:: WHAT IS BEING ASKED ::
Read the records below. Copy each line where the string "Bezku" occurs.

:: GIVEN RECORDS ::

>> START

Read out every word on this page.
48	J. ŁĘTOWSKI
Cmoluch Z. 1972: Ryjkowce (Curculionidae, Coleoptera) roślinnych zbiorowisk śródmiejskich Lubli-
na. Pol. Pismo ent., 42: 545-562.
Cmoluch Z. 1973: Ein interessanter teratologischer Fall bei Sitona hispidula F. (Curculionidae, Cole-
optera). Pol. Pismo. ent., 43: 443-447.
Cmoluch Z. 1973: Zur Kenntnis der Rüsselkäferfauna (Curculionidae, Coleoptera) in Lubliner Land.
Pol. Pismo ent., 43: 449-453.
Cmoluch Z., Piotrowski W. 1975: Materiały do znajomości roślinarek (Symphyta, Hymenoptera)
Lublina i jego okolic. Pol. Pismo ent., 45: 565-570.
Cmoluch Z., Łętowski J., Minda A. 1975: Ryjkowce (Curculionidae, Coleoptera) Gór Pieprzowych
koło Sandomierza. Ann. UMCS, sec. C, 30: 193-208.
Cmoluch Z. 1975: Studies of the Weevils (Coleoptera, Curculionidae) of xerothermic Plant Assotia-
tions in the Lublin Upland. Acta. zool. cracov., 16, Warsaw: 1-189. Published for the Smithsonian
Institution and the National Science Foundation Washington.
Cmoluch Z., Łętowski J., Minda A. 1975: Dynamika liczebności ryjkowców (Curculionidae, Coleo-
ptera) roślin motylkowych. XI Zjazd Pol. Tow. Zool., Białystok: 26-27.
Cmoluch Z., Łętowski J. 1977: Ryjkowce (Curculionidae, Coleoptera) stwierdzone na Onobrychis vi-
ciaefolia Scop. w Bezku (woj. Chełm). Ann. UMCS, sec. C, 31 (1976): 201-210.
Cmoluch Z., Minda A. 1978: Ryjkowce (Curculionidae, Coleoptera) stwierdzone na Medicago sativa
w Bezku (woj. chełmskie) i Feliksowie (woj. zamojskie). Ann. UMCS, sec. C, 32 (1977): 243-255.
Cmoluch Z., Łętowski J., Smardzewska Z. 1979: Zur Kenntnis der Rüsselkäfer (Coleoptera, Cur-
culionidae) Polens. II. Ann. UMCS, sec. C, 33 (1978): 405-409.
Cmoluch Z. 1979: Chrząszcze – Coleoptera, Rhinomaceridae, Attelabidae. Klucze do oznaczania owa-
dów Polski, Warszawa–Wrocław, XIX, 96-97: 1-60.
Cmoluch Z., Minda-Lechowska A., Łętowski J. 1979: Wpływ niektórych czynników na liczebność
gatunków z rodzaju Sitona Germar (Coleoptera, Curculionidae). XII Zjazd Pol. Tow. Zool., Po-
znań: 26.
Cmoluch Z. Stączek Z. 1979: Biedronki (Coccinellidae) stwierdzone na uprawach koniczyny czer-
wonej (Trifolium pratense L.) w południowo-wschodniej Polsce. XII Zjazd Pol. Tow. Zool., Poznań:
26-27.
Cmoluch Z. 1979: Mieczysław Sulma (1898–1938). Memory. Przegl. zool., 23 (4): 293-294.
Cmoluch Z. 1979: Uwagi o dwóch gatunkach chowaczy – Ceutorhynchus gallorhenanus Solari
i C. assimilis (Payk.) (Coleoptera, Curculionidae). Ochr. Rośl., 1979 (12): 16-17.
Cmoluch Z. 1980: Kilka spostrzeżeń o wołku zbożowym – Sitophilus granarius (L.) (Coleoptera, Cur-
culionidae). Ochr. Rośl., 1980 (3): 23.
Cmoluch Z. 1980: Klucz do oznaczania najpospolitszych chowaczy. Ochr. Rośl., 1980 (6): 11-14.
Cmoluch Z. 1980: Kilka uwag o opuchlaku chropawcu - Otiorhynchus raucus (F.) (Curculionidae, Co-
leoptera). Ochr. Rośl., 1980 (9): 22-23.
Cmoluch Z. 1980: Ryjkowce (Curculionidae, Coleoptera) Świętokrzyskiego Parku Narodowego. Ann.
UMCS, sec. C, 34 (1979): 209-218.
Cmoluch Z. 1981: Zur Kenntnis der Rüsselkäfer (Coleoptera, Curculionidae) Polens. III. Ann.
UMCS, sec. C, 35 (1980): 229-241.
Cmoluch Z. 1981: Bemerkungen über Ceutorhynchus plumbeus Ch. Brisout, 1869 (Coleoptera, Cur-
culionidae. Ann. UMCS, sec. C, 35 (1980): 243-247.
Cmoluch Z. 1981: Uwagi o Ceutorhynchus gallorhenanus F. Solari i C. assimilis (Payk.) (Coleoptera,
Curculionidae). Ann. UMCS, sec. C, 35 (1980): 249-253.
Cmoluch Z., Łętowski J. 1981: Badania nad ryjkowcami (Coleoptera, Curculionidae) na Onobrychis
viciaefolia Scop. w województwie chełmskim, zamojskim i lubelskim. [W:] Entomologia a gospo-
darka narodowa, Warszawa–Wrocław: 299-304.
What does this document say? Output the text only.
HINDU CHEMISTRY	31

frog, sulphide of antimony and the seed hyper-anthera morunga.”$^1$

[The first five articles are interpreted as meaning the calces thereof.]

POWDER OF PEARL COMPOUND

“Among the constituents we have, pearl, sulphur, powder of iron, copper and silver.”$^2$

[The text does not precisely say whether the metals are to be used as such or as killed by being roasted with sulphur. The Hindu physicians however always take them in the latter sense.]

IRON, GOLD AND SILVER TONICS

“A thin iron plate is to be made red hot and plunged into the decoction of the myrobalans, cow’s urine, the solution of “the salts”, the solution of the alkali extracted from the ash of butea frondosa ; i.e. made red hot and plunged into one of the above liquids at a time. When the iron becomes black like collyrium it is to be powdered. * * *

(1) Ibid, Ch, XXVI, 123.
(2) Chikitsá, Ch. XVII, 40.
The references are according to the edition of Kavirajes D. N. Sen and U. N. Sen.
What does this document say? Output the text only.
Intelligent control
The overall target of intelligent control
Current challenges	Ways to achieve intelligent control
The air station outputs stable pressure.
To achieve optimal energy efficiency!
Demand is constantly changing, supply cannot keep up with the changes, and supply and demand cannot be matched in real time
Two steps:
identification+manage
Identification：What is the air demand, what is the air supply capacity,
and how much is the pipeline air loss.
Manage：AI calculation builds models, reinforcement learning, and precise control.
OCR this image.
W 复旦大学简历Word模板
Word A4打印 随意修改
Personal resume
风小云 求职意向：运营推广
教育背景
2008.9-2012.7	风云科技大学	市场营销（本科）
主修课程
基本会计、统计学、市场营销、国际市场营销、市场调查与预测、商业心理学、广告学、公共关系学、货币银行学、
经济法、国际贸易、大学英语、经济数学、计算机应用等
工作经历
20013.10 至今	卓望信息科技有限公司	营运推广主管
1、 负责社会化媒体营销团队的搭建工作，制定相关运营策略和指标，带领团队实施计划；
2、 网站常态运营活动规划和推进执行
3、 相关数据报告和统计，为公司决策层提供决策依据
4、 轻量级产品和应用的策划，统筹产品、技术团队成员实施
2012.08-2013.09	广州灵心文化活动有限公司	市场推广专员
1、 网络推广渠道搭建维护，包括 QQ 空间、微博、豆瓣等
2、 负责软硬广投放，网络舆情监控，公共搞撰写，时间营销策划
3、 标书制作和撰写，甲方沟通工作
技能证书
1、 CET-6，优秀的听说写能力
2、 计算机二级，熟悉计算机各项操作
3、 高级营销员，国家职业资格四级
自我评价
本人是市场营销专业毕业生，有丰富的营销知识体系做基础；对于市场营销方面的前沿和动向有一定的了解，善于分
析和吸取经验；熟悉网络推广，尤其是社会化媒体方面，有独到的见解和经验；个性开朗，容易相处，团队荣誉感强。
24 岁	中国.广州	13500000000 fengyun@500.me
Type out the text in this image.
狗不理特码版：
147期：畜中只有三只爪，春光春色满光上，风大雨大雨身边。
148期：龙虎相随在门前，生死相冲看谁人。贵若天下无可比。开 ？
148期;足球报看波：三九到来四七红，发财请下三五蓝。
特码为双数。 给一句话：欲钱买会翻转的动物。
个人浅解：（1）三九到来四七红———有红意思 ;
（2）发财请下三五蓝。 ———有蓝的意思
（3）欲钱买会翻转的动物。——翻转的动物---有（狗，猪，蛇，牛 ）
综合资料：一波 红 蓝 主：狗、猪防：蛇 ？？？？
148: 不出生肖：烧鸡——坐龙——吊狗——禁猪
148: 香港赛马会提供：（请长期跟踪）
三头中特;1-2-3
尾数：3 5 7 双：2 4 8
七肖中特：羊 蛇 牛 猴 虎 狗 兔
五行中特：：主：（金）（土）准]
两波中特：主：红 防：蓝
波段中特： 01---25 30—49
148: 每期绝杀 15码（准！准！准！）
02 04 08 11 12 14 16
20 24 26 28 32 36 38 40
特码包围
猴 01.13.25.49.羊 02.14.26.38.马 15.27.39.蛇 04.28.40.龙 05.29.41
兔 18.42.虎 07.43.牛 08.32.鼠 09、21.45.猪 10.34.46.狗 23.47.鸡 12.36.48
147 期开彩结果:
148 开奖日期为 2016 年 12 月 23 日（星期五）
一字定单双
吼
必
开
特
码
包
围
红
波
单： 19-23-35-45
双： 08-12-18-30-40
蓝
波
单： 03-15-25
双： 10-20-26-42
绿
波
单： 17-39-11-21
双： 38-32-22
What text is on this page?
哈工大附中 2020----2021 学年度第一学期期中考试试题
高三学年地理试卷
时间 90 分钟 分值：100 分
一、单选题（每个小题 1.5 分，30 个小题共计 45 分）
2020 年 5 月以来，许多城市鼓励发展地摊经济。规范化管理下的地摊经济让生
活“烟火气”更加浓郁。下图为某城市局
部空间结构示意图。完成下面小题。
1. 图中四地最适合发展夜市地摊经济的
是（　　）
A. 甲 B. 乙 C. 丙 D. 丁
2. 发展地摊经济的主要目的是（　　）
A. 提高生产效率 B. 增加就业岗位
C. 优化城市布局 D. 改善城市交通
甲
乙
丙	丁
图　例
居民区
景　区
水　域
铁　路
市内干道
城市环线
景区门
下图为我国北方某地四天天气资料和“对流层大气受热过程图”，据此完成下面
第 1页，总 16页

>> END

:: WORKED ANSWER ::
ciaefolia Scop. w Bezku (woj. Chełm). Ann. UMCS, sec. C, 31 (1976): 201-210.
w Bezku (woj. chełmskie) i Feliksowie (woj. zamojskie). Ann. UMCS, sec. C, 32 (1977): 243-255.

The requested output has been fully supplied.